- _Requirement_
Exactly reproduce the entries, dropping any pictures from your copy.

- _Items listed in a dataset_

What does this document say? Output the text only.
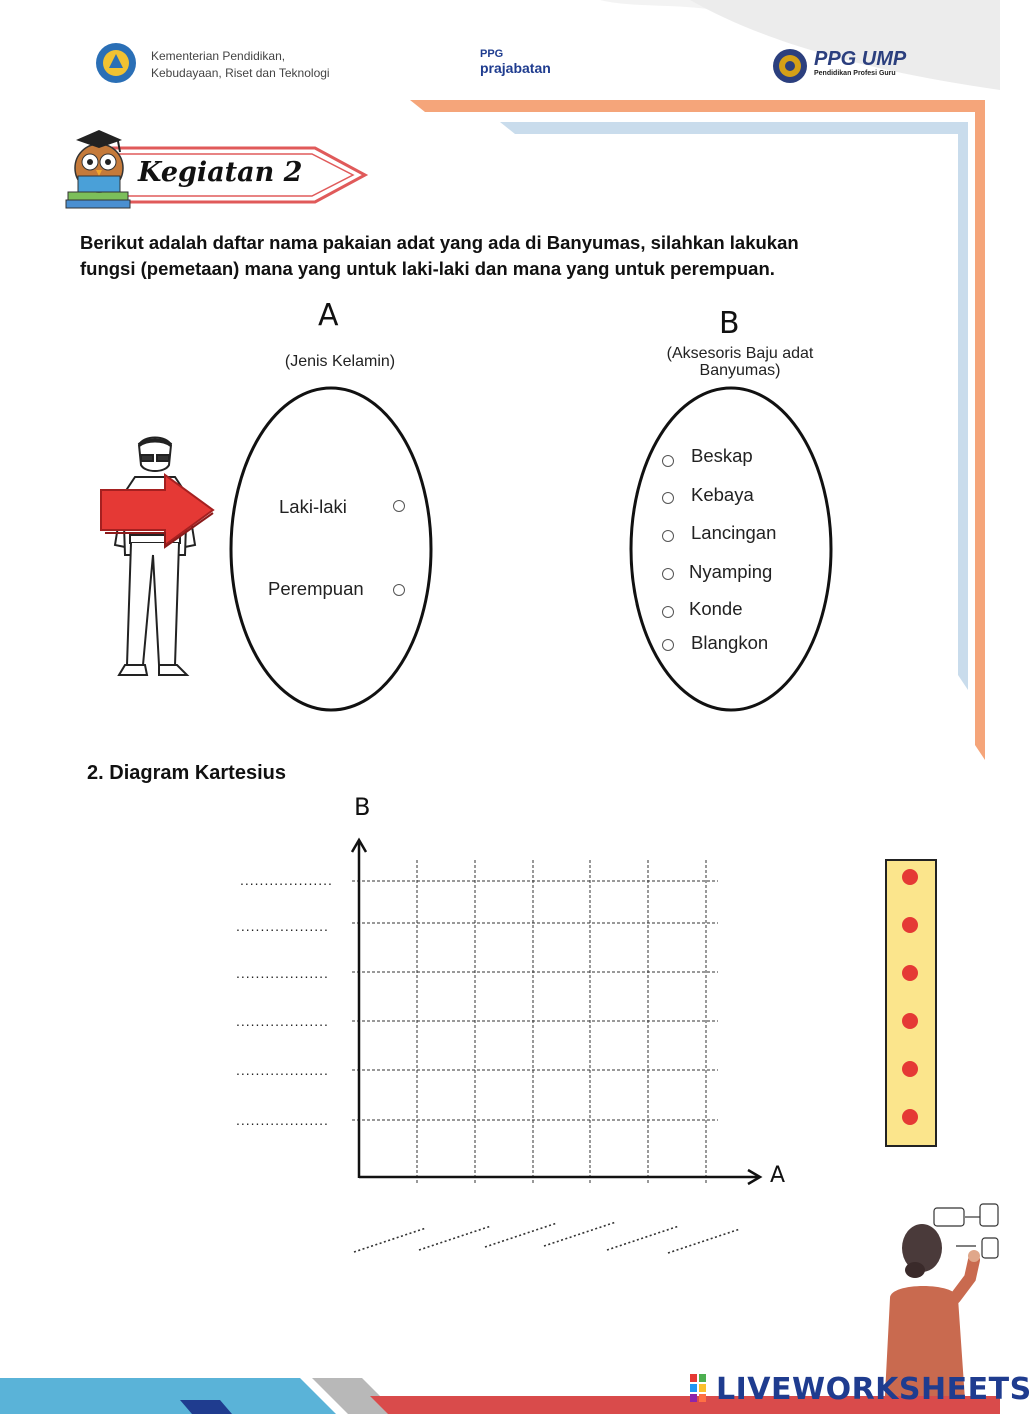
Kementerian Pendidikan,
Kebudayaan, Riset dan Teknologi
PPG
prajabatan	PPG UMP
Pendidikan Profesi Guru
Kegiatan 2
Berikut adalah daftar nama pakaian adat yang ada di Banyumas, silahkan lakukan
fungsi (pemetaan) mana yang untuk laki-laki dan mana yang untuk perempuan.
A
(Jenis Kelamin)
Laki-laki
Perempuan
B
(Aksesoris Baju adat
Banyumas)
Beskap
Kebaya
Lancingan
Nyamping
Konde
Blangkon
2. Diagram Kartesius
B
A
...................
...................
...................
...................
...................
...................
LIVEWORKSHEETS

- _In response_
What does this document say? Output the text only.
Kementerian Pendidikan,
Kebudayaan, Riset dan Teknologi
PPG
prajabatan	PPG UMP
Pendidikan Profesi Guru
Kegiatan 2
Berikut adalah daftar nama pakaian adat yang ada di Banyumas, silahkan lakukan
fungsi (pemetaan) mana yang untuk laki-laki dan mana yang untuk perempuan.
A
(Jenis Kelamin)
Laki-laki
Perempuan
B
(Aksesoris Baju adat
Banyumas)
Beskap
Kebaya
Lancingan
Nyamping
Konde
Blangkon
2. Diagram Kartesius
B
A
...................
...................
...................
...................
...................
...................
LIVEWORKSHEETS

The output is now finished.